■ 課題について
次の1.〜3.の記述がそれぞれ本文の内容と合っているかを「はい」か「いいえ」で答え、判断の決め手となる本文の語句をそのまま引用しなさい。
1. 映画『アナザーラウンド』の主人公は50代の歴史の教師である。
2. 「としよりの日」は1947年に東京都で始まった。
3. 日本人男性は世界で最も長生きになるようだ。

■ 本文
そんなあり得ないような物語『アナザーラウンド』がアカデミー賞をはじめ世界中の映画賞を総なめにしています。ちなみに ”アナザーラウンド” とは「もう1杯」という意味なんだとか。

デンマーク出身のトマス・ヴィンターベアが監督を務めた映画「アナザーラウンド」は高校ではやる気のない授業に生徒や親からクレームがきたり、家庭では奥さんと会話もなく息子からもバカにされるという50代の歴史の教師が主人公です。

そんなさえない教師と同じように人生に嫌気がさした教師の友達3人が飲みながら、1人が見つけたある新聞記事の話題になります

【人間の血中アルコール濃度は常に0.05%を保つのが理想】

そしてこのあやしい記事を4人の教師が実践してしまうという、めちゃくちゃな内容ですが、ウォッカを飲んでから授業をすると嘘のように授業がうまくいき始めたり、家族との関係もうまくいき始めるという話なんだそうです。

なぜか上映館が少なすぎてまだ見れていません。ああ、見たいなぁ

 

『 としよりの日 』

「としよりの日」なんて聞くと今の時代では問題が出そうですが70年前は問題にならなかったようです。1947年に兵庫県多可郡野間谷村から始まったこの敬老行事は、その後全国に拡がりながら「老人の日」になり(これも問題なネーミング)、そして1966年に現在の国民の祝日「敬老の日」(これはぎりぎりセーフ)となり、毎年9月の第3月曜日がその日になります。

7月末に厚生労働省から発表された昨年の日本人の平均寿命は女性が87.74歳、男性が81.64歳で、いずれも過去最高を更新しました。男性は世界で2番目に長生きで、女性は世界で1番長生きになるようです。

2025年になると3人に1人が65歳以上になり、団塊の世代が75歳以上になるタイミングで医療や介護、また年金制度も限界を迎えるのではないかと危惧されている「2025年問題」まであと4年になりました。

■ 保存データ

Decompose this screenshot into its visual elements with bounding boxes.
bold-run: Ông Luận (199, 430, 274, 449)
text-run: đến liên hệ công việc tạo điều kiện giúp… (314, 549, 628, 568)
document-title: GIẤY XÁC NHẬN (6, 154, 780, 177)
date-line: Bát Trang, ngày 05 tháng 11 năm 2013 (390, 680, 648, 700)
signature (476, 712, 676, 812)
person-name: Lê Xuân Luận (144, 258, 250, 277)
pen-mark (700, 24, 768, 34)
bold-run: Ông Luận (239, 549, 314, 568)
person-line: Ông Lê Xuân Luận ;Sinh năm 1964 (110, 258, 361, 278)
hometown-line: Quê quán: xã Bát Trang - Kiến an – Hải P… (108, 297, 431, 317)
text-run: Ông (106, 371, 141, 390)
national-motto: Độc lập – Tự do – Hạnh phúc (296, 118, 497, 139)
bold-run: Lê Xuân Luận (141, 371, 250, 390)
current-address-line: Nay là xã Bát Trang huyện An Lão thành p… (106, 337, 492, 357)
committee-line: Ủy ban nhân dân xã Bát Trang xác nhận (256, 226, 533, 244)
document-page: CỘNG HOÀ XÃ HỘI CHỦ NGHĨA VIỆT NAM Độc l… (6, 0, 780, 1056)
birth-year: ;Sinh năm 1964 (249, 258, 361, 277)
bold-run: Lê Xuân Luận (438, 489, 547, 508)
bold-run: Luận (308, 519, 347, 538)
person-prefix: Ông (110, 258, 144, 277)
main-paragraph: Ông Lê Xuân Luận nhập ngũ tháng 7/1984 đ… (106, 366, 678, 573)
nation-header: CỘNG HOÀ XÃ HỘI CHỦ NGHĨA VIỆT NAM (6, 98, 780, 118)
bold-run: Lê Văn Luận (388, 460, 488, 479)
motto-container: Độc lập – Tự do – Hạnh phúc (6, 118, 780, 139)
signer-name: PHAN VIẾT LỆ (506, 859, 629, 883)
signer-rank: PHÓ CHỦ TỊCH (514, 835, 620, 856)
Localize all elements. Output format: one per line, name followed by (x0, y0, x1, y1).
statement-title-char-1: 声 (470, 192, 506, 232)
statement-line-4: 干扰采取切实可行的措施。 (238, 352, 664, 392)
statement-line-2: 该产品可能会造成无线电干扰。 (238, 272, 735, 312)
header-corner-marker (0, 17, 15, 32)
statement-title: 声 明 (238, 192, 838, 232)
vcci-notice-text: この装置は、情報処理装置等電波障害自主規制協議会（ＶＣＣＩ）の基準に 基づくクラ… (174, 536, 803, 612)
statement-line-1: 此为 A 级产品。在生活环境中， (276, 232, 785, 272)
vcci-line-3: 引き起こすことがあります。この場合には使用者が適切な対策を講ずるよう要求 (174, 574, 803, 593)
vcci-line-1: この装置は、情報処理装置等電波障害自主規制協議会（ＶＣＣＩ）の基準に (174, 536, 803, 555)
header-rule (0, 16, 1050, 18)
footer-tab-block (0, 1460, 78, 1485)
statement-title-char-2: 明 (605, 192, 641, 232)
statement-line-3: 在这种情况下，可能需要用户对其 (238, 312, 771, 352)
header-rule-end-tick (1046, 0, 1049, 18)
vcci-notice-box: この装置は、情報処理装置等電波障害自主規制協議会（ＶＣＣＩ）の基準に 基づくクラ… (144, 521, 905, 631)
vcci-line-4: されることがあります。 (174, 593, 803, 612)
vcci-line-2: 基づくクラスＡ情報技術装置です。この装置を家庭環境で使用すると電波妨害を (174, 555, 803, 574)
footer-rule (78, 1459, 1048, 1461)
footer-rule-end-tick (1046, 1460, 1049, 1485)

■ 解答
1. はい:「50代の歴史の教師が主人公です」
2. いいえ:「1947年に兵庫県多可郡野間谷村から始まった」
3. いいえ:「男性は世界で2番目に長生きで」